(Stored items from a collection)
__________________________________________________

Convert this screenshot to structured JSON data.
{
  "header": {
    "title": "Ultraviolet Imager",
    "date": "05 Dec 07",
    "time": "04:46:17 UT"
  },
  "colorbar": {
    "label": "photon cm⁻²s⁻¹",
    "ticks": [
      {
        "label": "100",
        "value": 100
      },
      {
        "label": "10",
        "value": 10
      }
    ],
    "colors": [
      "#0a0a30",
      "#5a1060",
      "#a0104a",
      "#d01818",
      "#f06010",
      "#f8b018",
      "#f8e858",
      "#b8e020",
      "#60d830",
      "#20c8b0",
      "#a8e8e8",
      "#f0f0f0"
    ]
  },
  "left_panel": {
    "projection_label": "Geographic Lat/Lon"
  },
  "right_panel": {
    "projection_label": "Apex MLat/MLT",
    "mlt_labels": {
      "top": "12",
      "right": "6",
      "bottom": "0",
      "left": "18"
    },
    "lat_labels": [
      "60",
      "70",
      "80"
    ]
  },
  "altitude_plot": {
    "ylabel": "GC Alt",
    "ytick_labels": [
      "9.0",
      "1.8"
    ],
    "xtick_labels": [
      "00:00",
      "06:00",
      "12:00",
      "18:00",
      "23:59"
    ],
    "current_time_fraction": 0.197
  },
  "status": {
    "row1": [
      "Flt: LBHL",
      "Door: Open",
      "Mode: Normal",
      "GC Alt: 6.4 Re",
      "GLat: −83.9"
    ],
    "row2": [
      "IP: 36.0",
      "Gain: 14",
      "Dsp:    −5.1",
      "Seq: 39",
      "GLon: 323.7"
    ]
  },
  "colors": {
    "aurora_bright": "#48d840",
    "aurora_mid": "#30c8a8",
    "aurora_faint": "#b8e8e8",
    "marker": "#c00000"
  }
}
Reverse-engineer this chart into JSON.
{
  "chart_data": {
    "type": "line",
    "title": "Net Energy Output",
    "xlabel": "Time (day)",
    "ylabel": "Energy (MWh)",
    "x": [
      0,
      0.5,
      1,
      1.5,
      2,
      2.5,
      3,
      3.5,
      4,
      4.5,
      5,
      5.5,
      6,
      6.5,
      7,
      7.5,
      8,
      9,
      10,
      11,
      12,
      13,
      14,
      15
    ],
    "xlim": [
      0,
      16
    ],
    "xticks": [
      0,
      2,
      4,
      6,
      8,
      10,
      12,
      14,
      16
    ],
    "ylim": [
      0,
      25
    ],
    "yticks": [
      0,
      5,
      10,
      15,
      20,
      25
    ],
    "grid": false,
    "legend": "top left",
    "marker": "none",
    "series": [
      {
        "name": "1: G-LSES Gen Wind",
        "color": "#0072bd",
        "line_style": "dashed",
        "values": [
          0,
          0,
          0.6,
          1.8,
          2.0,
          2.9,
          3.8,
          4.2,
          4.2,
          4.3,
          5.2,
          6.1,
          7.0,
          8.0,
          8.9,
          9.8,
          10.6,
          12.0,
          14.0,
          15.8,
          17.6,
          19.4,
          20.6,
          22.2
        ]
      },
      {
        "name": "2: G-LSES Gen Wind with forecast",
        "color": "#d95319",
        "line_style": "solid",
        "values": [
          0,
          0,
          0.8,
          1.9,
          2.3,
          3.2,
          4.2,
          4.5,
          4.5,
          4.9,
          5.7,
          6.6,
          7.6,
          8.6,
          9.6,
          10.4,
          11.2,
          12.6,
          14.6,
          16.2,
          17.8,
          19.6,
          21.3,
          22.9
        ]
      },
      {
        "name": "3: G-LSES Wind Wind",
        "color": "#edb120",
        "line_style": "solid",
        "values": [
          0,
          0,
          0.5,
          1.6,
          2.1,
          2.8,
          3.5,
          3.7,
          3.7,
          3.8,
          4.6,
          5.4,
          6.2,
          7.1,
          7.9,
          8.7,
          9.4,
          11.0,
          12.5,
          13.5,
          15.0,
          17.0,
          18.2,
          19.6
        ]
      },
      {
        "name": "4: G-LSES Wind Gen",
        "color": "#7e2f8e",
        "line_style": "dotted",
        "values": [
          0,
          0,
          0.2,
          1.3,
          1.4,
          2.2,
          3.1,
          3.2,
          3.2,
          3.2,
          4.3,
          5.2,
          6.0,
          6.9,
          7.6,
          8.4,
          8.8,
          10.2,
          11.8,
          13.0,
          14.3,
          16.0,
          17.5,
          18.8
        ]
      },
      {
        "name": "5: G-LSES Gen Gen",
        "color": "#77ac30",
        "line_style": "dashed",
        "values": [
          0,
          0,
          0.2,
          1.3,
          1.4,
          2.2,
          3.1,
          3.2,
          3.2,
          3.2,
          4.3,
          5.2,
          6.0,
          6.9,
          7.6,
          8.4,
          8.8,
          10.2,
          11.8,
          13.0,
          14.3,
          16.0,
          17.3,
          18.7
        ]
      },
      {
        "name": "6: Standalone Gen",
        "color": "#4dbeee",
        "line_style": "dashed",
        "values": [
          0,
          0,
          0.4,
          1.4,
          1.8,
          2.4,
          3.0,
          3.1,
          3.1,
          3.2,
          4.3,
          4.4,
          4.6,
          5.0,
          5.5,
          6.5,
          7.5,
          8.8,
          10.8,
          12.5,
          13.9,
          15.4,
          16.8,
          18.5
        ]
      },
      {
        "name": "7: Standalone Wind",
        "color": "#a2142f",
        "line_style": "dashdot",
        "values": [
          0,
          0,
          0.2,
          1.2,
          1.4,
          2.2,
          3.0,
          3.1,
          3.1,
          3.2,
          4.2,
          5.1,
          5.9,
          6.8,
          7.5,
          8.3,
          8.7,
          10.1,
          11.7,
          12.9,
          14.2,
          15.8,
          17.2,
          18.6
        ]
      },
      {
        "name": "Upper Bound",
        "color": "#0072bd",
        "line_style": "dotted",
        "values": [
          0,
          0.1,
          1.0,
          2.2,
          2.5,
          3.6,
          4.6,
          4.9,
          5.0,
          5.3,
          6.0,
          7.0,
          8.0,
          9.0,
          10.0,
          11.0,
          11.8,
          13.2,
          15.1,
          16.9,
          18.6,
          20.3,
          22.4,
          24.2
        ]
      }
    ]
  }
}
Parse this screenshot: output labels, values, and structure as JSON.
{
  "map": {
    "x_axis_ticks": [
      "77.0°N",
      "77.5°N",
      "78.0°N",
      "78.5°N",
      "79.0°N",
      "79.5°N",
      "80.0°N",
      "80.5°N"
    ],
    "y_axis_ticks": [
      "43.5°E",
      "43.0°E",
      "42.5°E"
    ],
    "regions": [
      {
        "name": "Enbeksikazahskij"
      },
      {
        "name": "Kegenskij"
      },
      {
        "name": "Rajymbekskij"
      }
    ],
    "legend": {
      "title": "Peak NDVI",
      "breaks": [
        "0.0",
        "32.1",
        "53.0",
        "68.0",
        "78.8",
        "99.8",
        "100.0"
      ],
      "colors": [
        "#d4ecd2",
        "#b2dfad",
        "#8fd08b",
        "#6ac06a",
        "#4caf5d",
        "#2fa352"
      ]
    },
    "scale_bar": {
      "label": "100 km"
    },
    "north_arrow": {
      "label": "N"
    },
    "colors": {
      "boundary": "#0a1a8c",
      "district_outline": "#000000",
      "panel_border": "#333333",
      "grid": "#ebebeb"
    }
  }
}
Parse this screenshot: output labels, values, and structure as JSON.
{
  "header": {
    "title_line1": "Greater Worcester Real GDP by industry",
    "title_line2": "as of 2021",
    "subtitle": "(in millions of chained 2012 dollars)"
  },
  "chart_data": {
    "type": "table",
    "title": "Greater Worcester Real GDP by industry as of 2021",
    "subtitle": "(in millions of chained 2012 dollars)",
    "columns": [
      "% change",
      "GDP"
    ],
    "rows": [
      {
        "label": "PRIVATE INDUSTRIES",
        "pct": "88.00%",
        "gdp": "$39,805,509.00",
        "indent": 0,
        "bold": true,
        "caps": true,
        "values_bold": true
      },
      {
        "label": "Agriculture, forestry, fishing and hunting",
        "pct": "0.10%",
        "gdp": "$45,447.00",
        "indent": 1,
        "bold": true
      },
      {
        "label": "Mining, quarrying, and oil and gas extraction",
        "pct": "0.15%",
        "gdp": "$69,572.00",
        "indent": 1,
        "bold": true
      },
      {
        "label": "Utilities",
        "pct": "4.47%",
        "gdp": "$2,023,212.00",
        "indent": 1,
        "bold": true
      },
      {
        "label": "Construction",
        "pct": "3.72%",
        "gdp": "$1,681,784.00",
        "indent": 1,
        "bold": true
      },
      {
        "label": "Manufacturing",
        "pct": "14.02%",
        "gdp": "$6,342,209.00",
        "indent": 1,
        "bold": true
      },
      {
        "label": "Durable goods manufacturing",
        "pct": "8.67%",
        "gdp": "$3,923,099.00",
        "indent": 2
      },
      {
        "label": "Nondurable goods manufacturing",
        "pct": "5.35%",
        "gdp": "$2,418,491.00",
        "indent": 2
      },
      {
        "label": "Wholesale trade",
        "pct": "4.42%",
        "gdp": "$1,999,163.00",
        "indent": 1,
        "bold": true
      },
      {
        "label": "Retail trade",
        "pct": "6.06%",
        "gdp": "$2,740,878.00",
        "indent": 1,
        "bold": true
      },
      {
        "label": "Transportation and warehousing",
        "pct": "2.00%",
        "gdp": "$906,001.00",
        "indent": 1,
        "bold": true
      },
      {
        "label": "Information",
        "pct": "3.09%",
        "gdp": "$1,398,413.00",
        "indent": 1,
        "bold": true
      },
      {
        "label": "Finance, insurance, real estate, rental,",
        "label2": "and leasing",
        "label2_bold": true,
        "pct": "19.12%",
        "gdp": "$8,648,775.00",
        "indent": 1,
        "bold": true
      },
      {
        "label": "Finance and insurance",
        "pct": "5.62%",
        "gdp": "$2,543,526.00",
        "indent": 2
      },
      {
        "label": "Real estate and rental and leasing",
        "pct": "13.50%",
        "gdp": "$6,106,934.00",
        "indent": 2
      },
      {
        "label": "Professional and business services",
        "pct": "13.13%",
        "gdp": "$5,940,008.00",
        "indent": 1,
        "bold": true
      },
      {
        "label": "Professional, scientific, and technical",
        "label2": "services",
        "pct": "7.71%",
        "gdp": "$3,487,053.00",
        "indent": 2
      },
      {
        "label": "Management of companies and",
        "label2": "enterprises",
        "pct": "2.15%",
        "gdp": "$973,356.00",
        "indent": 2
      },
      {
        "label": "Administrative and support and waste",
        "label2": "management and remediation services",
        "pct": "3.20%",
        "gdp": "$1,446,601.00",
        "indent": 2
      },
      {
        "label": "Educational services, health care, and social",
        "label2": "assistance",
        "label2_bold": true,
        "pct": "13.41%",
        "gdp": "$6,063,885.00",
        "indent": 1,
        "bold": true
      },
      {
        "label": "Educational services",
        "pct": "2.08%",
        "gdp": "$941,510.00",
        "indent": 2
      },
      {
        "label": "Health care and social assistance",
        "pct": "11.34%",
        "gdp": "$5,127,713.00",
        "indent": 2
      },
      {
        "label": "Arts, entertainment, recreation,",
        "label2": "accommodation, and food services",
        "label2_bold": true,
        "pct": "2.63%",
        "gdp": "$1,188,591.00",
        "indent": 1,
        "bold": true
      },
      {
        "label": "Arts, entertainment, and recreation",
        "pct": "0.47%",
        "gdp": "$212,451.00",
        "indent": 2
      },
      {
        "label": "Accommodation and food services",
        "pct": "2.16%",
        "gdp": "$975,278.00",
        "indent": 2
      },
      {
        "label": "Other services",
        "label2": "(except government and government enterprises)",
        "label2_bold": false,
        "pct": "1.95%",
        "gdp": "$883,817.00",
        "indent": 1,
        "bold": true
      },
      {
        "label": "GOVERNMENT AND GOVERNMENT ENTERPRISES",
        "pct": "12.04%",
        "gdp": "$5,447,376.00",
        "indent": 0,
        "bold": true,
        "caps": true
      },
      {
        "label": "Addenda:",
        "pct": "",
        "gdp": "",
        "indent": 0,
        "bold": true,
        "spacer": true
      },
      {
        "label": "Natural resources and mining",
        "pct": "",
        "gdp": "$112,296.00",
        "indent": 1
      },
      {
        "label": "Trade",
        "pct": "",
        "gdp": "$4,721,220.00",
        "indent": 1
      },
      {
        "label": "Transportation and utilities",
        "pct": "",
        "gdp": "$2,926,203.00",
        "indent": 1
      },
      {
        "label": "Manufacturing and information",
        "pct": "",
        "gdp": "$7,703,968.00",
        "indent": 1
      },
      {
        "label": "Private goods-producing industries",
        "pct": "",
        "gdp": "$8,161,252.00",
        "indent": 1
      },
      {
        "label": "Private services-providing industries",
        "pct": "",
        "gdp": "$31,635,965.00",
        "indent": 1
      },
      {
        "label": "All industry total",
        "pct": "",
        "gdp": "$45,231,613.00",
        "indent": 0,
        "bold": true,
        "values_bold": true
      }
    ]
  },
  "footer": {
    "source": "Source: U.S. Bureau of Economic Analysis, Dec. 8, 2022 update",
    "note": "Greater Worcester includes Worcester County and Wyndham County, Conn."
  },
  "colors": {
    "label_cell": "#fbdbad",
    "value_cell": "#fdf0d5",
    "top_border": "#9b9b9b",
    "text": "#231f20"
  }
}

__________________________________________________

[TO BE DONE]: Gather up, from the records above, each line where the word "Finance" appears.

[CORRECT RESULT]:
        "label": "Finance, insurance, real estate, rental,",
        "label": "Finance and insurance",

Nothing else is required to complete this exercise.